# [TO DO]
Extract all lines from the data beneath that include the word "left".
● ● ● ● ●
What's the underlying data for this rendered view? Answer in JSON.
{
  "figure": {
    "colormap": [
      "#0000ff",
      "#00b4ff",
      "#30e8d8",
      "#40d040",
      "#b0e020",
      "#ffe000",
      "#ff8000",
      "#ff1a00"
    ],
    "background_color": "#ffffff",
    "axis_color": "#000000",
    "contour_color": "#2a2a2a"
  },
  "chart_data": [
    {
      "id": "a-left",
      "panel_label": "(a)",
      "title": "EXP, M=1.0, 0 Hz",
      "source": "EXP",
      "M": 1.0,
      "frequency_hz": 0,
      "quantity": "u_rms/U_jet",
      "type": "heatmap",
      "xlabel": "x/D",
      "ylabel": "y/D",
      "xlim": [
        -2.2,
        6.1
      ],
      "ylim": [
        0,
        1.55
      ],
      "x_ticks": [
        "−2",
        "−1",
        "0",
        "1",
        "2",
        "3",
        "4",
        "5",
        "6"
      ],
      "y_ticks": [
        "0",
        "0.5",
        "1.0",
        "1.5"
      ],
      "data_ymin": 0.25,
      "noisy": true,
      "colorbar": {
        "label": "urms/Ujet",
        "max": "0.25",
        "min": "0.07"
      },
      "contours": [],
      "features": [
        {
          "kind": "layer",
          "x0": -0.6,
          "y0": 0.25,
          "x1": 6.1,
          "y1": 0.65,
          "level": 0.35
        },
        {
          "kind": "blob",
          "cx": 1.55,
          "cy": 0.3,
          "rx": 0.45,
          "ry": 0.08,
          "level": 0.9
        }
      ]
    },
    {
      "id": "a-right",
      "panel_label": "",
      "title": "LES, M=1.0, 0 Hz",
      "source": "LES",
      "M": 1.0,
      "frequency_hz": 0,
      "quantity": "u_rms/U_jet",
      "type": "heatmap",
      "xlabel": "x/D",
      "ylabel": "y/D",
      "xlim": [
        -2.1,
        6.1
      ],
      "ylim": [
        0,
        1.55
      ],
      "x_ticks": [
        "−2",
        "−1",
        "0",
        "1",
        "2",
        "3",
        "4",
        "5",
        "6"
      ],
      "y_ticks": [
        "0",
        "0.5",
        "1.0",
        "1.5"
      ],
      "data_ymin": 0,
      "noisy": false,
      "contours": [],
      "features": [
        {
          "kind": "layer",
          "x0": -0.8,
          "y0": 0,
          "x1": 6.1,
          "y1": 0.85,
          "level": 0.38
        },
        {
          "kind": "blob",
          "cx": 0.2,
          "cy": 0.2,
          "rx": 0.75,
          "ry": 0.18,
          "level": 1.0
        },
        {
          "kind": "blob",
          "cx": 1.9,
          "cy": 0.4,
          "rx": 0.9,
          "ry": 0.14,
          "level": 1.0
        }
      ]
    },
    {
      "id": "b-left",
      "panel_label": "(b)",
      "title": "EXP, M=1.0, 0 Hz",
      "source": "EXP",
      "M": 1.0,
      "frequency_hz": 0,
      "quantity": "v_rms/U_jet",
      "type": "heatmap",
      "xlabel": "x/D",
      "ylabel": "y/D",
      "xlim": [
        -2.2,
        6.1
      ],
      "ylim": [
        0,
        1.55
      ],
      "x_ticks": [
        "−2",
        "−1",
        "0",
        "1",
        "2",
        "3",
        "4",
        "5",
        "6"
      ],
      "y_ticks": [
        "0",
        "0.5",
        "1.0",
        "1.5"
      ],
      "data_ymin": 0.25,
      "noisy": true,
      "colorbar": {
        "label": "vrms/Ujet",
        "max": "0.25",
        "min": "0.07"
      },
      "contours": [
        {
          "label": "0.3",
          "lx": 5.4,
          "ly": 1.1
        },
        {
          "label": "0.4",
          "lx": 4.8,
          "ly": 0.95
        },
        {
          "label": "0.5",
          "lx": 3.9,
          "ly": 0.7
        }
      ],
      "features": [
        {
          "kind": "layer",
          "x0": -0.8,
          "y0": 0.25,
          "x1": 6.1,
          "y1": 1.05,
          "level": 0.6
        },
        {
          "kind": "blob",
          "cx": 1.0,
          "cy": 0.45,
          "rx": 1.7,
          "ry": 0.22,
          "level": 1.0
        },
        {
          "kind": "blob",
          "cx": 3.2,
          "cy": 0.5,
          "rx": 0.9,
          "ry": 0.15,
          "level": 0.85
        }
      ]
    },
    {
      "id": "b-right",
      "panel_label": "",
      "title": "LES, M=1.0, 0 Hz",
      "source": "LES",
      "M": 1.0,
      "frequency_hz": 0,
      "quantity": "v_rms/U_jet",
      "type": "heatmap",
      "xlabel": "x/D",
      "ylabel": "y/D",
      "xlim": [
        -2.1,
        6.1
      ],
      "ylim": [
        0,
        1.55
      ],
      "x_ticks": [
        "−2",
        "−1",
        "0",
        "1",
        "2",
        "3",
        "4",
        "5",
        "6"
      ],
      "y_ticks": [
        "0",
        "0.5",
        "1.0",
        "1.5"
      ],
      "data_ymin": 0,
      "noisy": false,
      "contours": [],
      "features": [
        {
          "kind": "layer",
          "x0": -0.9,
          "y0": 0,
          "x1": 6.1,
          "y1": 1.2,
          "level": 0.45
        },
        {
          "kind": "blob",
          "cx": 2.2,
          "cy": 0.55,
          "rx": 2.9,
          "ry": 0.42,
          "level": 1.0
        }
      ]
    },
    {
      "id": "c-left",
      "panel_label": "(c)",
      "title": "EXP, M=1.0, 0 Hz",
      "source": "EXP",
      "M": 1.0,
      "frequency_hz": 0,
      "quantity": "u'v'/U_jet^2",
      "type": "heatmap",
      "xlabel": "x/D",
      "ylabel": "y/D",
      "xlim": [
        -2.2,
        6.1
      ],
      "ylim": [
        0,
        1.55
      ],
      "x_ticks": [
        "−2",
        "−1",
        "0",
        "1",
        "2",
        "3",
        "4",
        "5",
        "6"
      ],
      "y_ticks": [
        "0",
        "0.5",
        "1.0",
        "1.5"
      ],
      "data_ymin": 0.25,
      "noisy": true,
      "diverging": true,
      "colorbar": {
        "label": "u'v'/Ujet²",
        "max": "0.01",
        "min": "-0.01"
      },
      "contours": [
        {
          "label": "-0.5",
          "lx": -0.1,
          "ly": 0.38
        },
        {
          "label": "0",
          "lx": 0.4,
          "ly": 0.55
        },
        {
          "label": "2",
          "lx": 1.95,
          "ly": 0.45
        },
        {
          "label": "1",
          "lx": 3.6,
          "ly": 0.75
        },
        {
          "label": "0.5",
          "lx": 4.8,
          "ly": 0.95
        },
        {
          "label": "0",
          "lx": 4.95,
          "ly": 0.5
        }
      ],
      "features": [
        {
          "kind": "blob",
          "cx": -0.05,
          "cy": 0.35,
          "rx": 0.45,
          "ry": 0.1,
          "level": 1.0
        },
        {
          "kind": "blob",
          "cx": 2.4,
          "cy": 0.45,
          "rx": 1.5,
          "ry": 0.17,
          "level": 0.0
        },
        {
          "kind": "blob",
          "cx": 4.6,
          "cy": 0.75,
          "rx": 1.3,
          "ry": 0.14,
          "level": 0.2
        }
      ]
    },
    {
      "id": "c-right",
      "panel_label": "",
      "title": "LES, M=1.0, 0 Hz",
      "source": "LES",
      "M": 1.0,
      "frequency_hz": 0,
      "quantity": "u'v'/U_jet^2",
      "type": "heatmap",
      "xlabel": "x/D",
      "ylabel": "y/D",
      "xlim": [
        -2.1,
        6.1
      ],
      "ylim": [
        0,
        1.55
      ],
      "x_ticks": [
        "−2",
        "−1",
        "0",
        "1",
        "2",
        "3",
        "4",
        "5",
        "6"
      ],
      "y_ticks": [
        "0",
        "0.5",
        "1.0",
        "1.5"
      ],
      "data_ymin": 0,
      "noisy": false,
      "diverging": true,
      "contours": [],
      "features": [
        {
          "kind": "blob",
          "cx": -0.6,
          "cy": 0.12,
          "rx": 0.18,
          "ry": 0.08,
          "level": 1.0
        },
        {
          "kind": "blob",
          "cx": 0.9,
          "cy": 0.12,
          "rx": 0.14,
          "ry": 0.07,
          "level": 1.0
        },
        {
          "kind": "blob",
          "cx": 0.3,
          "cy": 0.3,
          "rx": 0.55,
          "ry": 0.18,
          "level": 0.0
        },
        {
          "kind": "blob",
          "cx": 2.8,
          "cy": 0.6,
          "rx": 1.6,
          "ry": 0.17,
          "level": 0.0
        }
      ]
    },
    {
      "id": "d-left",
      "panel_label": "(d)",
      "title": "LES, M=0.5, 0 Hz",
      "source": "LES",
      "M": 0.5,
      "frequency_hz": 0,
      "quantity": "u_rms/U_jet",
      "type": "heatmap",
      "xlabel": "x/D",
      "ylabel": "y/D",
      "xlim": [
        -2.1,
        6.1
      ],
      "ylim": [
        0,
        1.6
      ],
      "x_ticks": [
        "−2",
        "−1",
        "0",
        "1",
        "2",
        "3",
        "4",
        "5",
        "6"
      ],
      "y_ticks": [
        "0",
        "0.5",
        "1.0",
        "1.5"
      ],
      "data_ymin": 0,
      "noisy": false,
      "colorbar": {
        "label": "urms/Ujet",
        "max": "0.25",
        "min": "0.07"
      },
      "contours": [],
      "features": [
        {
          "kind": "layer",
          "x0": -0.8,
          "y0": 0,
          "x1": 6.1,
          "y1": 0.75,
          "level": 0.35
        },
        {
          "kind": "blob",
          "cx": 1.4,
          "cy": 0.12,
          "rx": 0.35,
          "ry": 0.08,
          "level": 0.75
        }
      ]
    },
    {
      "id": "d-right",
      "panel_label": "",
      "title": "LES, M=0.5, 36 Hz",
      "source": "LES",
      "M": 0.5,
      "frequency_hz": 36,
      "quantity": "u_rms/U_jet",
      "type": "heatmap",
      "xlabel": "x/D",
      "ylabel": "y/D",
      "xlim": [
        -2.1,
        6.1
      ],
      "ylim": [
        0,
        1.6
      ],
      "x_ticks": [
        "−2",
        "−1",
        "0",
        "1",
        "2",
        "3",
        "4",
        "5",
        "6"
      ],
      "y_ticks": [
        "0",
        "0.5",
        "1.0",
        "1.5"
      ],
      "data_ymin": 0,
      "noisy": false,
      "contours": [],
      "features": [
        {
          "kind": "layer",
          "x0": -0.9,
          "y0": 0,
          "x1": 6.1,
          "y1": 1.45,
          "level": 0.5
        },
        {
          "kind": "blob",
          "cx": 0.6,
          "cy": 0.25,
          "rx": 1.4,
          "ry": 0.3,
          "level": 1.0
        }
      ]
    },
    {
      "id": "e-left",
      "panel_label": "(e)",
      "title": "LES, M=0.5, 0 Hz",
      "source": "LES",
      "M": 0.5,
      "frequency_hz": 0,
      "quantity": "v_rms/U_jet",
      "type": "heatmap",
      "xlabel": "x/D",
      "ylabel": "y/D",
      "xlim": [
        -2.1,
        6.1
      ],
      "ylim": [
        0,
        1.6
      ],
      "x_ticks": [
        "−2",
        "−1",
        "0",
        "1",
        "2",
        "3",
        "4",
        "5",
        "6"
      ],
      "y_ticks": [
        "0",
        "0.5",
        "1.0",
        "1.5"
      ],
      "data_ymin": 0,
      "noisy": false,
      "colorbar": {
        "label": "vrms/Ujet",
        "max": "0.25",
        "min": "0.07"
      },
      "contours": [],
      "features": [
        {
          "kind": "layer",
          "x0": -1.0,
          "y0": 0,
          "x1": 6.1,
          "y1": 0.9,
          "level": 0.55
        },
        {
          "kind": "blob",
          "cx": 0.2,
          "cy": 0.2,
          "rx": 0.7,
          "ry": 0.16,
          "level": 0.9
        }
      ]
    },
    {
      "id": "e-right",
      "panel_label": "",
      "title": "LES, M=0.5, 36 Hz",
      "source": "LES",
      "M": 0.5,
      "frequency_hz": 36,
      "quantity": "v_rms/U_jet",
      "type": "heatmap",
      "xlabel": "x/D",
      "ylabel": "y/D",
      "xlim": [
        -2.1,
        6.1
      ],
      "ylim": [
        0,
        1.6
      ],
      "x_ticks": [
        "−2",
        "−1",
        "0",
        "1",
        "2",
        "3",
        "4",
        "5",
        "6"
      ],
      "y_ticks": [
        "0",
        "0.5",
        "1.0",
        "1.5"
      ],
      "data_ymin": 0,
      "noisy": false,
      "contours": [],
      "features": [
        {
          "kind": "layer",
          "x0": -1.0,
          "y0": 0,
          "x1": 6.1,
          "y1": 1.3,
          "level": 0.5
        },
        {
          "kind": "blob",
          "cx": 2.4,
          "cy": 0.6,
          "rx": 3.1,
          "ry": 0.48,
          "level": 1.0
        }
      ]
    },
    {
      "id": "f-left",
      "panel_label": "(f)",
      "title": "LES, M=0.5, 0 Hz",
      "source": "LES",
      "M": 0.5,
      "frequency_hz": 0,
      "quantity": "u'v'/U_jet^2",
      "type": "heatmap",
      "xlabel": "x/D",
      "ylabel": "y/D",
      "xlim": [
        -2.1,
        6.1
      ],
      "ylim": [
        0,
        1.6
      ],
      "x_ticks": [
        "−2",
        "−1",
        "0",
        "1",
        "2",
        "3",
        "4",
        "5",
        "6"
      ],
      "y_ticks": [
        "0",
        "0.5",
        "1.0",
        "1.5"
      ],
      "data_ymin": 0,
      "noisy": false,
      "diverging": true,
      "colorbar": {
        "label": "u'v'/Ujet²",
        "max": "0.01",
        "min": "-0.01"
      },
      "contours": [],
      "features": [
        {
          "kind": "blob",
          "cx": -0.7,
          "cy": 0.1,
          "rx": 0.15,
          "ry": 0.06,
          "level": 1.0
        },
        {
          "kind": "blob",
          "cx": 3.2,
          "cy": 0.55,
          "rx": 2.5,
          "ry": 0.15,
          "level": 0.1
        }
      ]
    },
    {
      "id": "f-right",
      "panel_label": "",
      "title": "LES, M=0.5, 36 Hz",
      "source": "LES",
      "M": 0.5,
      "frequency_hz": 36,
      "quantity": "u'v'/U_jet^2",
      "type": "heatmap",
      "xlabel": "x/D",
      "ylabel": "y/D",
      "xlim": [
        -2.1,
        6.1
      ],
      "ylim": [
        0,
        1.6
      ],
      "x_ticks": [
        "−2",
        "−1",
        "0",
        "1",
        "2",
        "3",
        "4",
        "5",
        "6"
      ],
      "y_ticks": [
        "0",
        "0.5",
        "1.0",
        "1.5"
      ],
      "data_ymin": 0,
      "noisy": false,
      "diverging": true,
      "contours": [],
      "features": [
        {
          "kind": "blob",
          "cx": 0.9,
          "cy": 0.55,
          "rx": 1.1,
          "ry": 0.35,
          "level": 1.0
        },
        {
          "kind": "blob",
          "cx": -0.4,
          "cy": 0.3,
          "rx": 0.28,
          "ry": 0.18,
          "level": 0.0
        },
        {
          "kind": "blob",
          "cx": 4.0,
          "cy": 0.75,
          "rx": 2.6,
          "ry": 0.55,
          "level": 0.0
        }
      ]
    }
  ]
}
● ● ● ● ●
# [TASK OUTPUT]
      "id": "a-left",
      "id": "b-left",
      "id": "c-left",
      "id": "d-left",
      "id": "e-left",
      "id": "f-left",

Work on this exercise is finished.